### Material supplied
====

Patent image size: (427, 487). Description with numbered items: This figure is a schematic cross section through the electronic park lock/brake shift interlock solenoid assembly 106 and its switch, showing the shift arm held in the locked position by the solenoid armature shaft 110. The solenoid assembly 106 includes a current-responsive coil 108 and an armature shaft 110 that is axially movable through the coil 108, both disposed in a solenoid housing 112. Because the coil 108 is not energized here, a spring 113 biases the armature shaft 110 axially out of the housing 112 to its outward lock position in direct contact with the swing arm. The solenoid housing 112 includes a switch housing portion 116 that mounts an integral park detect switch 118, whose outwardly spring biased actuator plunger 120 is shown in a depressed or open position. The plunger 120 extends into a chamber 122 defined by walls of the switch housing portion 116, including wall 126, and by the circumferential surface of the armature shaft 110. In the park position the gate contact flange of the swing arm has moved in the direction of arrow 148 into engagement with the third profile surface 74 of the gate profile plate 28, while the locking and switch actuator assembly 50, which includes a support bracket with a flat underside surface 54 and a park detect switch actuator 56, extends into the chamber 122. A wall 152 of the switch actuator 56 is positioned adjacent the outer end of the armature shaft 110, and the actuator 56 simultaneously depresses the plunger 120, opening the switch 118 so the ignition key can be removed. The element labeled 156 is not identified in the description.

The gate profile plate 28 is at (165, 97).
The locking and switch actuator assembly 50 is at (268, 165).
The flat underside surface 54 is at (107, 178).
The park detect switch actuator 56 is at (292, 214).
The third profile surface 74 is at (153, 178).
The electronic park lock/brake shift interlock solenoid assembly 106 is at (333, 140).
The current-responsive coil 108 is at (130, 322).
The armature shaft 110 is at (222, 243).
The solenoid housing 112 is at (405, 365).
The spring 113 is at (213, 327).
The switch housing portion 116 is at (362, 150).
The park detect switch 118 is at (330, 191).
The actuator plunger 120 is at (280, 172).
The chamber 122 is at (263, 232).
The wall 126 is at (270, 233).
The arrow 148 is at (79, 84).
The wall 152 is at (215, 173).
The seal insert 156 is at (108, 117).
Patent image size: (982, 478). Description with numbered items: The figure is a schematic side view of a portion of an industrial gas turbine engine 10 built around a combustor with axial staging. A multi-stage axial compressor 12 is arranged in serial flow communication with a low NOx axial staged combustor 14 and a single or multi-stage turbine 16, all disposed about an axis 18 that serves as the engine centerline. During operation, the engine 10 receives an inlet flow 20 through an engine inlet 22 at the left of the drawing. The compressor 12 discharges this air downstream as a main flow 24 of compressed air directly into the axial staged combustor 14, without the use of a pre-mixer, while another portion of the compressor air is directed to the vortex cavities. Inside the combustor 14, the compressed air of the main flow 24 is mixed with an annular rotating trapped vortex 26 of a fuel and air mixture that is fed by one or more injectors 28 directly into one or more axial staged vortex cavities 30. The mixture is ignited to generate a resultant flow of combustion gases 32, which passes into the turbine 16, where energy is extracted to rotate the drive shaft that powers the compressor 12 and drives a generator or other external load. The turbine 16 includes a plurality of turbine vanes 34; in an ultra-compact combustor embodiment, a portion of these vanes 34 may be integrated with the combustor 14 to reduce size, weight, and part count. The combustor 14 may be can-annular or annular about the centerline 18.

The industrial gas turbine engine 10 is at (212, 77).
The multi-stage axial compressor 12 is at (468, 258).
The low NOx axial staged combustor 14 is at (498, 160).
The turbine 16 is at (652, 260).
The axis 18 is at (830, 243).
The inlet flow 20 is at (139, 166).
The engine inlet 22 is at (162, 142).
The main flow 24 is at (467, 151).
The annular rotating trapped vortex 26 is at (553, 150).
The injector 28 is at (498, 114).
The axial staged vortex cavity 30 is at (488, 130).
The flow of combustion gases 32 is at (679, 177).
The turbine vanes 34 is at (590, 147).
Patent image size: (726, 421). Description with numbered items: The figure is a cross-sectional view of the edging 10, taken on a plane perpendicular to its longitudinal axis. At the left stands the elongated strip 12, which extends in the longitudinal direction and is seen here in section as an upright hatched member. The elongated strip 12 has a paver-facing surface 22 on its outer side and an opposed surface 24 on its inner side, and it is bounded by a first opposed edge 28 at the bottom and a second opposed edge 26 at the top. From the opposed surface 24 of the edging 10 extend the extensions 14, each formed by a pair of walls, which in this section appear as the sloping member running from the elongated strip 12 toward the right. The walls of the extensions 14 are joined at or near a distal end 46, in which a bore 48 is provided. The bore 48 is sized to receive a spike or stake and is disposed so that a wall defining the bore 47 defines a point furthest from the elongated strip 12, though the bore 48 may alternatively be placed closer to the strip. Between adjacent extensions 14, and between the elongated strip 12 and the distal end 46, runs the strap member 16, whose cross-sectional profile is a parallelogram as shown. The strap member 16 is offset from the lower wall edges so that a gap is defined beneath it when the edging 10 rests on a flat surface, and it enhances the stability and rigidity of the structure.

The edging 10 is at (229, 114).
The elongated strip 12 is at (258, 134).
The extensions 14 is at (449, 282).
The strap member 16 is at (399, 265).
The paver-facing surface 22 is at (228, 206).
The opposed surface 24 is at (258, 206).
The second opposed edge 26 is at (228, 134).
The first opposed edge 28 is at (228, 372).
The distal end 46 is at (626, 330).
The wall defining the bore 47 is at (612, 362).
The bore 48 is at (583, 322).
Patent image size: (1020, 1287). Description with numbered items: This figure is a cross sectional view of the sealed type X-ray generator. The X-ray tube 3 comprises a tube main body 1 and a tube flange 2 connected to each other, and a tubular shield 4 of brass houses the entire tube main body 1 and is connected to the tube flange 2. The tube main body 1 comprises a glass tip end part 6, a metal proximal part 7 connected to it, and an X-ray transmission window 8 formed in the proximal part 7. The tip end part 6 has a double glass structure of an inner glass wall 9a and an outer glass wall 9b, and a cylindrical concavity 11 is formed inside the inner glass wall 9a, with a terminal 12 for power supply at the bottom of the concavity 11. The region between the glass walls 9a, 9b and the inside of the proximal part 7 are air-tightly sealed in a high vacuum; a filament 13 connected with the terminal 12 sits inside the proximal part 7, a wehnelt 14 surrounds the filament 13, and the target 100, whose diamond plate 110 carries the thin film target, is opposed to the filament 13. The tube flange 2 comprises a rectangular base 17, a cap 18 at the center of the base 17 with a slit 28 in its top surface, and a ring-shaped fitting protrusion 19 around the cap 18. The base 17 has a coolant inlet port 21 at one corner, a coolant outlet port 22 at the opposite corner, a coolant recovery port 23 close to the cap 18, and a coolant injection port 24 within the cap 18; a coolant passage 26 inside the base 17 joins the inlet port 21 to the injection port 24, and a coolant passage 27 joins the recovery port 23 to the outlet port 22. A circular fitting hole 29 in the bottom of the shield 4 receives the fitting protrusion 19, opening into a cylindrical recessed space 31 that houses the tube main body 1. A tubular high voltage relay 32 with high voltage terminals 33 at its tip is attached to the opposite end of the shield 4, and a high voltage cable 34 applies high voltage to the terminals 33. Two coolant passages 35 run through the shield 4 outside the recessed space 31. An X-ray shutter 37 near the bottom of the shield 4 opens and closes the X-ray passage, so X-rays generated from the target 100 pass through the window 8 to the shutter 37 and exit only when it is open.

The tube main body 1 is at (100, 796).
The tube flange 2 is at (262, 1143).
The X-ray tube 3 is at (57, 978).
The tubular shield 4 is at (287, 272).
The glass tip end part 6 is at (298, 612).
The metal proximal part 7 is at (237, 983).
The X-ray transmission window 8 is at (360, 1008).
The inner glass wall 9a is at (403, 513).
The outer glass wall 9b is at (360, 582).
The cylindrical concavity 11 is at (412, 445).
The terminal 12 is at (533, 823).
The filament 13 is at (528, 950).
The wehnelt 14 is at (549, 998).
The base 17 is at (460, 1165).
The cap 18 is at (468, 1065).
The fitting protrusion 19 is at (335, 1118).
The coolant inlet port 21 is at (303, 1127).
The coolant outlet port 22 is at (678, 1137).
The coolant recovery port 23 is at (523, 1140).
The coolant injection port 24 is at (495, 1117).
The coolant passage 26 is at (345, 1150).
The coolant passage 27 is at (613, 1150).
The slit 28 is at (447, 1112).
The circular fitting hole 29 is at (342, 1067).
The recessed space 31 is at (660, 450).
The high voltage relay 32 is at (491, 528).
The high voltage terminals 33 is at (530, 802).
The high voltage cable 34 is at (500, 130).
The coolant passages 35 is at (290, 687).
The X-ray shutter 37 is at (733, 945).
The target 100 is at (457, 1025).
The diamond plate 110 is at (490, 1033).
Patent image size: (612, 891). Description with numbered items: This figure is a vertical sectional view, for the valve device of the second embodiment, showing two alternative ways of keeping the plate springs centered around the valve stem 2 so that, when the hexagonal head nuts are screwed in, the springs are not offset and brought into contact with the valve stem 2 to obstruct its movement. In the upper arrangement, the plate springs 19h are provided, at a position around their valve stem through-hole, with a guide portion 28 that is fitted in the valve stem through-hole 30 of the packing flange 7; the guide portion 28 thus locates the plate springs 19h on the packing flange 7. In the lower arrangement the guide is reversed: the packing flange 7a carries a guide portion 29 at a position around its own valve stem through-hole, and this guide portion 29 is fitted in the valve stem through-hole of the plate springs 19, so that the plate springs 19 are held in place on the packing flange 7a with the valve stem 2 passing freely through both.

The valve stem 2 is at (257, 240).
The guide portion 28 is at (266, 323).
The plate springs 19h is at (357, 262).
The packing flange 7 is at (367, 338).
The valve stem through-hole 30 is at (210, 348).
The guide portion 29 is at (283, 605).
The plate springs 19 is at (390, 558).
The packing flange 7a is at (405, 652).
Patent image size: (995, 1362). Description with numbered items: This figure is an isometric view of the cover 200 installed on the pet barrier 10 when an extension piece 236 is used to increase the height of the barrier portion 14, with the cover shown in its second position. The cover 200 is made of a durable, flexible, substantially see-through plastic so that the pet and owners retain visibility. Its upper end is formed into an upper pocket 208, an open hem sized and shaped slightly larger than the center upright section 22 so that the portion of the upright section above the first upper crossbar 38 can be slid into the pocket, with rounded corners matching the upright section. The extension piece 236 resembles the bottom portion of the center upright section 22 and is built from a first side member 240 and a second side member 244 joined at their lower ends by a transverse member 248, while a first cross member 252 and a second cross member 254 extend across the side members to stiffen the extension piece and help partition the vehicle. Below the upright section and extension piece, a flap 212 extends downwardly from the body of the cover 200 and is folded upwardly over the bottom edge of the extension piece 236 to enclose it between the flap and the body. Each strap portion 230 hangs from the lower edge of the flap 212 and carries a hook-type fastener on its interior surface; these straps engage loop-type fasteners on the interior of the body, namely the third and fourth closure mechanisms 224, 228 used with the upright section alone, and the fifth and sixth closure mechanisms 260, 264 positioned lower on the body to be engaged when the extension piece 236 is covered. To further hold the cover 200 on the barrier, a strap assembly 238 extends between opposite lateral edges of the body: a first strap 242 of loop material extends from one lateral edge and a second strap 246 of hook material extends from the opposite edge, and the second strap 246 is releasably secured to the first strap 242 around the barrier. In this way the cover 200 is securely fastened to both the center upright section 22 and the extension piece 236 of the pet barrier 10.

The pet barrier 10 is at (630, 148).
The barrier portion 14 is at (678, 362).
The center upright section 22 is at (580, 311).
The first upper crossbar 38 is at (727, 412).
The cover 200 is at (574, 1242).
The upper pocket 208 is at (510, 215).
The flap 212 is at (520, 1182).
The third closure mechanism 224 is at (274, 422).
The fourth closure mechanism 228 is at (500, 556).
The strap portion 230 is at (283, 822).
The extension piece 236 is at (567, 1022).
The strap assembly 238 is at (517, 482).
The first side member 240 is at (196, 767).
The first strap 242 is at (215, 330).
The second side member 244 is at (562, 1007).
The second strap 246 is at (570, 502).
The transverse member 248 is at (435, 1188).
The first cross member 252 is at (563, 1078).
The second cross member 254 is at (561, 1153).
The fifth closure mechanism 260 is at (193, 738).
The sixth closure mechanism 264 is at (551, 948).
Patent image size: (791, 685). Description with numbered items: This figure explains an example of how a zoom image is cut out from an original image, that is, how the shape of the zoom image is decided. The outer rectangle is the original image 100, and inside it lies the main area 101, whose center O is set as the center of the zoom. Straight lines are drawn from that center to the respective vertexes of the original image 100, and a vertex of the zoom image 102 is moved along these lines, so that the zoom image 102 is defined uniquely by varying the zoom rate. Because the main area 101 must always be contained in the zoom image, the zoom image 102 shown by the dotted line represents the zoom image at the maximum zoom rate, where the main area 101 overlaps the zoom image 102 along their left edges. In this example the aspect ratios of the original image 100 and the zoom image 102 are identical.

====

Take the rows from the line with "Patent image size: (612, 891)." up to and including the line with "The packing flange 7a is at (405, 652).". Write those lines out again with "vertical sectional view" replaced by "vertical cross-sectional view" and every other part left unchanged.

### Exercise answer
Patent image size: (612, 891). Description with numbered items: This figure is a vertical cross-sectional view, for the valve device of the second embodiment, showing two alternative ways of keeping the plate springs centered around the valve stem 2 so that, when the hexagonal head nuts are screwed in, the springs are not offset and brought into contact with the valve stem 2 to obstruct its movement. In the upper arrangement, the plate springs 19h are provided, at a position around their valve stem through-hole, with a guide portion 28 that is fitted in the valve stem through-hole 30 of the packing flange 7; the guide portion 28 thus locates the plate springs 19h on the packing flange 7. In the lower arrangement the guide is reversed: the packing flange 7a carries a guide portion 29 at a position around its own valve stem through-hole, and this guide portion 29 is fitted in the valve stem through-hole of the plate springs 19, so that the plate springs 19 are held in place on the packing flange 7a with the valve stem 2 passing freely through both.

The valve stem 2 is at (257, 240).
The guide portion 28 is at (266, 323).
The plate springs 19h is at (357, 262).
The packing flange 7 is at (367, 338).
The valve stem through-hole 30 is at (210, 348).
The guide portion 29 is at (283, 605).
The plate springs 19 is at (390, 558).
The packing flange 7a is at (405, 652).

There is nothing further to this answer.